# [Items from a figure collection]
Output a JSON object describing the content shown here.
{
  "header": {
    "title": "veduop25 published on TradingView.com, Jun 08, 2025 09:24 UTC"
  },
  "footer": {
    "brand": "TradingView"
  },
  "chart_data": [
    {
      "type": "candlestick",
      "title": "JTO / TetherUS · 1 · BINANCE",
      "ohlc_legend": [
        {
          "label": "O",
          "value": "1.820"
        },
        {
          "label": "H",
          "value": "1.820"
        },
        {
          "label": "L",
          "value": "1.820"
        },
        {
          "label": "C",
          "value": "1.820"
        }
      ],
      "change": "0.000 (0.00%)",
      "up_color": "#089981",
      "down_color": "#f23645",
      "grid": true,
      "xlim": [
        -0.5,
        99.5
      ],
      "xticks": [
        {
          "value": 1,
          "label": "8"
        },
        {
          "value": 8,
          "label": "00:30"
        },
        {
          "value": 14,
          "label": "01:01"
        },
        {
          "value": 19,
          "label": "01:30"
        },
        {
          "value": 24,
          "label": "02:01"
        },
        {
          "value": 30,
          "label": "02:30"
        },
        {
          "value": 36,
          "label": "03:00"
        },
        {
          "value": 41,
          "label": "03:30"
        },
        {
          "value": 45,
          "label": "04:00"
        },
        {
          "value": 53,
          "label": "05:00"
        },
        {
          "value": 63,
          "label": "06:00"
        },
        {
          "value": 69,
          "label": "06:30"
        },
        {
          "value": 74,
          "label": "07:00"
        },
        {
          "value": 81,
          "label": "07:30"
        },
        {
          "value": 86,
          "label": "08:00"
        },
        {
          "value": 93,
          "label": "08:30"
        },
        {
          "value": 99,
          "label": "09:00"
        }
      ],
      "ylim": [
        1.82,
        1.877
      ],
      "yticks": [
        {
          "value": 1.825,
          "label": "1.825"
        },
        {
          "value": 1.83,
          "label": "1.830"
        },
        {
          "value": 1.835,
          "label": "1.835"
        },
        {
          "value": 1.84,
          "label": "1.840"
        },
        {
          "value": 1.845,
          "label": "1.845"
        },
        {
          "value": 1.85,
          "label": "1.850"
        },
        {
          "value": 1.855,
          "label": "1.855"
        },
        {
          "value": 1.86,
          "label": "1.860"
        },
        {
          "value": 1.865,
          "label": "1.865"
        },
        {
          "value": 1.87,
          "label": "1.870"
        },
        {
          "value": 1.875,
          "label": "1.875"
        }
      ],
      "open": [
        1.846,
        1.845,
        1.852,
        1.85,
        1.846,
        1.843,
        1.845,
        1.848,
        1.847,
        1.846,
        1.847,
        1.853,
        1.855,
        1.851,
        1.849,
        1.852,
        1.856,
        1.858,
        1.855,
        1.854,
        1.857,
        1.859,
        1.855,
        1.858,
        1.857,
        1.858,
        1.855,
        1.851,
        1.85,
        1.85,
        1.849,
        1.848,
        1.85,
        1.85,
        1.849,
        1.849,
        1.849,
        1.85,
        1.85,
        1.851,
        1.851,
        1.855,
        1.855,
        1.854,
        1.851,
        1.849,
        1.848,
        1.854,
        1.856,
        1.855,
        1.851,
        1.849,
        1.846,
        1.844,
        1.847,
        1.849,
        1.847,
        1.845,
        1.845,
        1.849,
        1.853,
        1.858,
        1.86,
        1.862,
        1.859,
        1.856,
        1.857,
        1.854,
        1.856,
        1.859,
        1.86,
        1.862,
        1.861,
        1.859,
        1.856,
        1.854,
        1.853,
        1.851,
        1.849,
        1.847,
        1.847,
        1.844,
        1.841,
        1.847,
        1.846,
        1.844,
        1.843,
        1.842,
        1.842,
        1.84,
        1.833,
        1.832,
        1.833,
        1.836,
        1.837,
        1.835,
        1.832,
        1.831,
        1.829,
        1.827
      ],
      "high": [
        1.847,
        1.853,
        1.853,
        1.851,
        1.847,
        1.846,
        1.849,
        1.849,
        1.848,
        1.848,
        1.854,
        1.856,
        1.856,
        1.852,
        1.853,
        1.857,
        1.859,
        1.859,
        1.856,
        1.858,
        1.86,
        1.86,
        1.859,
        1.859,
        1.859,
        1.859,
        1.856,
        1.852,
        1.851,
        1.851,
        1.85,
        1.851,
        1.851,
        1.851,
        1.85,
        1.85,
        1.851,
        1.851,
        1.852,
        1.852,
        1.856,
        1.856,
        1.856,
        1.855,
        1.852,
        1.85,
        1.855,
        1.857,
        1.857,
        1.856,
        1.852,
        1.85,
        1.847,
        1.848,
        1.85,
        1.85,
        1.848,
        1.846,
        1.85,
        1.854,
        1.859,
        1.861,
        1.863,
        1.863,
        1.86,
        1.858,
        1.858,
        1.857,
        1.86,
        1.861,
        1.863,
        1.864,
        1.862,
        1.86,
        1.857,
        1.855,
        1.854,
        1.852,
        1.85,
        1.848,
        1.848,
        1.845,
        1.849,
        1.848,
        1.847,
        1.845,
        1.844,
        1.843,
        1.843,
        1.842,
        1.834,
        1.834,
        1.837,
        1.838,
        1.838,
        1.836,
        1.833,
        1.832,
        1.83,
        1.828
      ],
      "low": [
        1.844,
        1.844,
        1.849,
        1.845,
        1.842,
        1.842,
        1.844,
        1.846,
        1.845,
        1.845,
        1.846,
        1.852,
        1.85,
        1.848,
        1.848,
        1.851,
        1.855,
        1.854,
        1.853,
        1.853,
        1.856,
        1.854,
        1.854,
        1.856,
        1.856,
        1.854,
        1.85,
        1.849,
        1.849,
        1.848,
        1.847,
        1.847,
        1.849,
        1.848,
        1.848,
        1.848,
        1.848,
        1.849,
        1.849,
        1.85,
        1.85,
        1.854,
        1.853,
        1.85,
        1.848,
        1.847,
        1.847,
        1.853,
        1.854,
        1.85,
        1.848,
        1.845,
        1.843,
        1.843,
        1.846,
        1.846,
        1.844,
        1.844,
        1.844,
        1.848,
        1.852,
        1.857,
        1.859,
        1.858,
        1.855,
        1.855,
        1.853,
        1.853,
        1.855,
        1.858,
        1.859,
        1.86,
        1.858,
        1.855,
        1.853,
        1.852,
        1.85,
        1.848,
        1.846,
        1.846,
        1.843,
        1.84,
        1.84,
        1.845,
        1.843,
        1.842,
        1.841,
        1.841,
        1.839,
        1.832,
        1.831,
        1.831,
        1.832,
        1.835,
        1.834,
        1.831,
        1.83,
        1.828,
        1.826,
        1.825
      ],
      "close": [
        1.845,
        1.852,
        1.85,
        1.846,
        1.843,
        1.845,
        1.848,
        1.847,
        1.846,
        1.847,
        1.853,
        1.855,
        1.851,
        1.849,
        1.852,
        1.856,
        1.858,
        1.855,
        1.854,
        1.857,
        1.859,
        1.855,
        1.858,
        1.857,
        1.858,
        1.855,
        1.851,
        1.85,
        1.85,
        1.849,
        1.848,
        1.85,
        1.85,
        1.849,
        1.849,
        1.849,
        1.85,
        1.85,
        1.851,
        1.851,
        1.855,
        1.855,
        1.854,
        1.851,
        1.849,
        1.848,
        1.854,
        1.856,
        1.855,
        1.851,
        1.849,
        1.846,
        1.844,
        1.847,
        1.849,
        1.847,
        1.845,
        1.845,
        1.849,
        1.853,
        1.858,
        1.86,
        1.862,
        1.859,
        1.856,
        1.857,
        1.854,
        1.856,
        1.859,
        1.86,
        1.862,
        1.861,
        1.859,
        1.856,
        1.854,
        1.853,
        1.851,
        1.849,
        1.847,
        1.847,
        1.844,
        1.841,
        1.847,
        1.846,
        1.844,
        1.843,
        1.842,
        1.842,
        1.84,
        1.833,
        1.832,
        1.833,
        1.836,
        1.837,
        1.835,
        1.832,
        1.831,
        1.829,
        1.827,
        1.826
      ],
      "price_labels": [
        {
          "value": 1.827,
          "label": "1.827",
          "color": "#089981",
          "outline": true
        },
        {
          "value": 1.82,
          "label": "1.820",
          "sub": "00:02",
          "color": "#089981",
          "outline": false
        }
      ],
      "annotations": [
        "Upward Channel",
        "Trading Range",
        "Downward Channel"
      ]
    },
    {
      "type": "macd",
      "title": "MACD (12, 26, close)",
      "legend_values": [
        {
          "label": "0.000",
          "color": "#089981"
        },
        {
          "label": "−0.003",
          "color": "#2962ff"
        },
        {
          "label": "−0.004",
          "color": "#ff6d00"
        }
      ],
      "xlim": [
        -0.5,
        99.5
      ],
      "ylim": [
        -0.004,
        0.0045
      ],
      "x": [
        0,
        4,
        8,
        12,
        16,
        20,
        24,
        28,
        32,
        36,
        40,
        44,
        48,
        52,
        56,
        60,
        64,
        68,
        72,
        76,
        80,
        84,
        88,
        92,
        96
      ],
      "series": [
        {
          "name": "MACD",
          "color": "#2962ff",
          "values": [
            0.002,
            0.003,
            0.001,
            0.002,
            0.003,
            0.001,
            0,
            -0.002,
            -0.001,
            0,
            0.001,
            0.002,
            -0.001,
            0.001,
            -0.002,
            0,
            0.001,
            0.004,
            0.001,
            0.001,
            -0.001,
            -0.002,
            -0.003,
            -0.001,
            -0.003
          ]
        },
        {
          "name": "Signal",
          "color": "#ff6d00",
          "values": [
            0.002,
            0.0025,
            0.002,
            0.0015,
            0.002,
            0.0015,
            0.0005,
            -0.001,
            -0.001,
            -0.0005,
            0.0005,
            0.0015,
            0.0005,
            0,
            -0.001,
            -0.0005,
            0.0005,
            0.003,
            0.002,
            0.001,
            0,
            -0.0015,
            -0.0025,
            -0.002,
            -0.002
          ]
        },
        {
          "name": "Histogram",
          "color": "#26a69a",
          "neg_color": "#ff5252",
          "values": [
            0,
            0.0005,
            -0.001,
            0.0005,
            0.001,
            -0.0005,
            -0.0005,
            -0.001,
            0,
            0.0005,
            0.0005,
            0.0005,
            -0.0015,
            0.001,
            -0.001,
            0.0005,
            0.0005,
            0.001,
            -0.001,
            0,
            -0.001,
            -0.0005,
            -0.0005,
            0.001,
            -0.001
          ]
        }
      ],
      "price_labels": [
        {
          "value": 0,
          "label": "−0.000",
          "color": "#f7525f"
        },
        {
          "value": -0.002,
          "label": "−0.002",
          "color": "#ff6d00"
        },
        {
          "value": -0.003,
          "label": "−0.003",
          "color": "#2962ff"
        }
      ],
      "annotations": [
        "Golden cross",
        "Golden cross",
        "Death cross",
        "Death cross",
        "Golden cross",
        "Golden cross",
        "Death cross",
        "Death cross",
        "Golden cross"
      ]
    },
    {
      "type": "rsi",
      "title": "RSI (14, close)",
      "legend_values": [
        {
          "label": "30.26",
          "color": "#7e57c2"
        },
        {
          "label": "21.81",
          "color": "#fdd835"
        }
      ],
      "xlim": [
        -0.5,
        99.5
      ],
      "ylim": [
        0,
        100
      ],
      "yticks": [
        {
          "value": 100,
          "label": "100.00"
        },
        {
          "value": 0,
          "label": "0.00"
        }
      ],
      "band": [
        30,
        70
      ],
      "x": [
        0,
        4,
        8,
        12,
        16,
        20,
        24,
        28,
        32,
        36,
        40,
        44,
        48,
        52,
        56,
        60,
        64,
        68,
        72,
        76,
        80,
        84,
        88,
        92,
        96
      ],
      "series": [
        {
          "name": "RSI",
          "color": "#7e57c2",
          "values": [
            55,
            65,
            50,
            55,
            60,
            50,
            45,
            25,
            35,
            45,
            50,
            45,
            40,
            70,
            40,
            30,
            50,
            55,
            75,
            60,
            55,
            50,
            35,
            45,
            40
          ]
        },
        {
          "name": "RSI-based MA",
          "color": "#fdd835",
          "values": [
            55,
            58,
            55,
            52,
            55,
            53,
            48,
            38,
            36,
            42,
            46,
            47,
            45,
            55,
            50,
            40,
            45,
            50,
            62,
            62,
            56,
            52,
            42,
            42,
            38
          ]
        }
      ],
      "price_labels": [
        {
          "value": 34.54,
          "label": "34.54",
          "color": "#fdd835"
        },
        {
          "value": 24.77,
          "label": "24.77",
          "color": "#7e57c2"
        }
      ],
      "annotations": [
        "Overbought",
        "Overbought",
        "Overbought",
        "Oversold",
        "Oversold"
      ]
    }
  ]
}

# [Challenge]
Find every line in the records above that holds the word "name", and copy each one.

# [Exercise response]
          "name": "MACD",
          "name": "Signal",
          "name": "Histogram",
          "name": "RSI",
          "name": "RSI-based MA",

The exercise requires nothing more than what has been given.